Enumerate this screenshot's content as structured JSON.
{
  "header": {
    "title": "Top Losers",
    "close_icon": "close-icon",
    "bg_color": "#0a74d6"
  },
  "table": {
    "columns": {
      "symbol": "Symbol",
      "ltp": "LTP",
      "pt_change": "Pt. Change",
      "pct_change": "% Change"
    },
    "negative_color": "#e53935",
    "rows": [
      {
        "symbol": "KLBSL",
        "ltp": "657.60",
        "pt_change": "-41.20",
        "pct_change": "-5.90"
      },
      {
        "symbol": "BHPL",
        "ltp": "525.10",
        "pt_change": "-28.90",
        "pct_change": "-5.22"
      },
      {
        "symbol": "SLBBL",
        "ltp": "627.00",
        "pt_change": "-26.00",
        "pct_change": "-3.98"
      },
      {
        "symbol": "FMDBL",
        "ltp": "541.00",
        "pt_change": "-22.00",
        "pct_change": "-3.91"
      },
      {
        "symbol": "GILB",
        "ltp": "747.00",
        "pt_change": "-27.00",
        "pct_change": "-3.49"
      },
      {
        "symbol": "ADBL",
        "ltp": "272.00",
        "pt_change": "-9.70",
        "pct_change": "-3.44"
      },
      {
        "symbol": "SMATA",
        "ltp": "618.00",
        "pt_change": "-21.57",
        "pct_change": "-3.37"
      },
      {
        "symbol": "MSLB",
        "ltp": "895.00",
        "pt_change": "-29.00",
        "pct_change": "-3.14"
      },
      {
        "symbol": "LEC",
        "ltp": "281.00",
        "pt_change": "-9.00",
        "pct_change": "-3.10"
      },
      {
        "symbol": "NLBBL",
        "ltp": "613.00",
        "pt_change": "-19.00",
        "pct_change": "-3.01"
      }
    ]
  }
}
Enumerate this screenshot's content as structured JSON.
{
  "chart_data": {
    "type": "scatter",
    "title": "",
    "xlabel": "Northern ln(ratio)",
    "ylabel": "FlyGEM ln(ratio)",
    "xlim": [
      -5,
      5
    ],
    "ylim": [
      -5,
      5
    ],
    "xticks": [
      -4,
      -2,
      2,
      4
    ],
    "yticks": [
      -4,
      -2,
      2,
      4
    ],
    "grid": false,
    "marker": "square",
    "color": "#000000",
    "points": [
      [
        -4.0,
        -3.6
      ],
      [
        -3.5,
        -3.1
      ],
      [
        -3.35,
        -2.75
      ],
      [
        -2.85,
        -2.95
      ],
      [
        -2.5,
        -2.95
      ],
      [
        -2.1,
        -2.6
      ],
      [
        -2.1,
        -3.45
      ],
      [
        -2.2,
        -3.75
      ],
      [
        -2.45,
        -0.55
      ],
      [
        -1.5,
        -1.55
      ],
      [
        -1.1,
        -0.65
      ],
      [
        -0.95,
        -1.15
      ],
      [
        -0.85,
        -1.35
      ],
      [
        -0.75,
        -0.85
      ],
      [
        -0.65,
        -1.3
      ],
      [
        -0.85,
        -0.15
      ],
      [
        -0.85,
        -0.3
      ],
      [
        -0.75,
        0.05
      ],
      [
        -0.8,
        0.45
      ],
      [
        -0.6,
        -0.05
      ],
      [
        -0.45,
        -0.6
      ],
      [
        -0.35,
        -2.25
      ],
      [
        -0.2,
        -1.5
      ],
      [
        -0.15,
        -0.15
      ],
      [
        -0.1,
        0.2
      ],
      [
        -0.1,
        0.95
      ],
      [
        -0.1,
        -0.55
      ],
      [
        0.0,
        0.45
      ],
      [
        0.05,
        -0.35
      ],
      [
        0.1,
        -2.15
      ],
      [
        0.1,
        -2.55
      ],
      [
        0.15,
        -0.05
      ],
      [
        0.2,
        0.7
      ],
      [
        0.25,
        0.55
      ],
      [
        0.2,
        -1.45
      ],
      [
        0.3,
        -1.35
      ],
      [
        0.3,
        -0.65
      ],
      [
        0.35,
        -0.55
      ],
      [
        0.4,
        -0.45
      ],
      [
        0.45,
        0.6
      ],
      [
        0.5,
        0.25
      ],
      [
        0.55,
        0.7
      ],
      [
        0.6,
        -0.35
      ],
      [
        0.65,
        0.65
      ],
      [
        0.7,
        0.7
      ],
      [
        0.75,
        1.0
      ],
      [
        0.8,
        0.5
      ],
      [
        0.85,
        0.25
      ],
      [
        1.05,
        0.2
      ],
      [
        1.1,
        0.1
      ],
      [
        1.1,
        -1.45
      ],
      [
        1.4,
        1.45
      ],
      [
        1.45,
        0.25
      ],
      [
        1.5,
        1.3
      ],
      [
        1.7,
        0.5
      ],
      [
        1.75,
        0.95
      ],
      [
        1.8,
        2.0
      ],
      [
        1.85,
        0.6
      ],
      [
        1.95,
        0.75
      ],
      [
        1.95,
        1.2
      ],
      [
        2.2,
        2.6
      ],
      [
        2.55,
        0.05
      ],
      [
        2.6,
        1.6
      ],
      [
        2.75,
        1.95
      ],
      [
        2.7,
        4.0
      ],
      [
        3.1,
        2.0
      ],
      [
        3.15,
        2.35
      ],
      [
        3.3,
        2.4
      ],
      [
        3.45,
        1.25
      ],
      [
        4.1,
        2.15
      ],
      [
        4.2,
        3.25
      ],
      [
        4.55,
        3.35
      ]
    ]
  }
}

------------------------------------------------------------------------

▶ **Required work**:
All of the entries above need to be reproduced exactly.

▶ **Response below**:
Enumerate this screenshot's content as structured JSON.
{
  "header": {
    "title": "Top Losers",
    "close_icon": "close-icon",
    "bg_color": "#0a74d6"
  },
  "table": {
    "columns": {
      "symbol": "Symbol",
      "ltp": "LTP",
      "pt_change": "Pt. Change",
      "pct_change": "% Change"
    },
    "negative_color": "#e53935",
    "rows": [
      {
        "symbol": "KLBSL",
        "ltp": "657.60",
        "pt_change": "-41.20",
        "pct_change": "-5.90"
      },
      {
        "symbol": "BHPL",
        "ltp": "525.10",
        "pt_change": "-28.90",
        "pct_change": "-5.22"
      },
      {
        "symbol": "SLBBL",
        "ltp": "627.00",
        "pt_change": "-26.00",
        "pct_change": "-3.98"
      },
      {
        "symbol": "FMDBL",
        "ltp": "541.00",
        "pt_change": "-22.00",
        "pct_change": "-3.91"
      },
      {
        "symbol": "GILB",
        "ltp": "747.00",
        "pt_change": "-27.00",
        "pct_change": "-3.49"
      },
      {
        "symbol": "ADBL",
        "ltp": "272.00",
        "pt_change": "-9.70",
        "pct_change": "-3.44"
      },
      {
        "symbol": "SMATA",
        "ltp": "618.00",
        "pt_change": "-21.57",
        "pct_change": "-3.37"
      },
      {
        "symbol": "MSLB",
        "ltp": "895.00",
        "pt_change": "-29.00",
        "pct_change": "-3.14"
      },
      {
        "symbol": "LEC",
        "ltp": "281.00",
        "pt_change": "-9.00",
        "pct_change": "-3.10"
      },
      {
        "symbol": "NLBBL",
        "ltp": "613.00",
        "pt_change": "-19.00",
        "pct_change": "-3.01"
      }
    ]
  }
}
Enumerate this screenshot's content as structured JSON.
{
  "chart_data": {
    "type": "scatter",
    "title": "",
    "xlabel": "Northern ln(ratio)",
    "ylabel": "FlyGEM ln(ratio)",
    "xlim": [
      -5,
      5
    ],
    "ylim": [
      -5,
      5
    ],
    "xticks": [
      -4,
      -2,
      2,
      4
    ],
    "yticks": [
      -4,
      -2,
      2,
      4
    ],
    "grid": false,
    "marker": "square",
    "color": "#000000",
    "points": [
      [
        -4.0,
        -3.6
      ],
      [
        -3.5,
        -3.1
      ],
      [
        -3.35,
        -2.75
      ],
      [
        -2.85,
        -2.95
      ],
      [
        -2.5,
        -2.95
      ],
      [
        -2.1,
        -2.6
      ],
      [
        -2.1,
        -3.45
      ],
      [
        -2.2,
        -3.75
      ],
      [
        -2.45,
        -0.55
      ],
      [
        -1.5,
        -1.55
      ],
      [
        -1.1,
        -0.65
      ],
      [
        -0.95,
        -1.15
      ],
      [
        -0.85,
        -1.35
      ],
      [
        -0.75,
        -0.85
      ],
      [
        -0.65,
        -1.3
      ],
      [
        -0.85,
        -0.15
      ],
      [
        -0.85,
        -0.3
      ],
      [
        -0.75,
        0.05
      ],
      [
        -0.8,
        0.45
      ],
      [
        -0.6,
        -0.05
      ],
      [
        -0.45,
        -0.6
      ],
      [
        -0.35,
        -2.25
      ],
      [
        -0.2,
        -1.5
      ],
      [
        -0.15,
        -0.15
      ],
      [
        -0.1,
        0.2
      ],
      [
        -0.1,
        0.95
      ],
      [
        -0.1,
        -0.55
      ],
      [
        0.0,
        0.45
      ],
      [
        0.05,
        -0.35
      ],
      [
        0.1,
        -2.15
      ],
      [
        0.1,
        -2.55
      ],
      [
        0.15,
        -0.05
      ],
      [
        0.2,
        0.7
      ],
      [
        0.25,
        0.55
      ],
      [
        0.2,
        -1.45
      ],
      [
        0.3,
        -1.35
      ],
      [
        0.3,
        -0.65
      ],
      [
        0.35,
        -0.55
      ],
      [
        0.4,
        -0.45
      ],
      [
        0.45,
        0.6
      ],
      [
        0.5,
        0.25
      ],
      [
        0.55,
        0.7
      ],
      [
        0.6,
        -0.35
      ],
      [
        0.65,
        0.65
      ],
      [
        0.7,
        0.7
      ],
      [
        0.75,
        1.0
      ],
      [
        0.8,
        0.5
      ],
      [
        0.85,
        0.25
      ],
      [
        1.05,
        0.2
      ],
      [
        1.1,
        0.1
      ],
      [
        1.1,
        -1.45
      ],
      [
        1.4,
        1.45
      ],
      [
        1.45,
        0.25
      ],
      [
        1.5,
        1.3
      ],
      [
        1.7,
        0.5
      ],
      [
        1.75,
        0.95
      ],
      [
        1.8,
        2.0
      ],
      [
        1.85,
        0.6
      ],
      [
        1.95,
        0.75
      ],
      [
        1.95,
        1.2
      ],
      [
        2.2,
        2.6
      ],
      [
        2.55,
        0.05
      ],
      [
        2.6,
        1.6
      ],
      [
        2.75,
        1.95
      ],
      [
        2.7,
        4.0
      ],
      [
        3.1,
        2.0
      ],
      [
        3.15,
        2.35
      ],
      [
        3.3,
        2.4
      ],
      [
        3.45,
        1.25
      ],
      [
        4.1,
        2.15
      ],
      [
        4.2,
        3.25
      ],
      [
        4.55,
        3.35
      ]
    ]
  }
}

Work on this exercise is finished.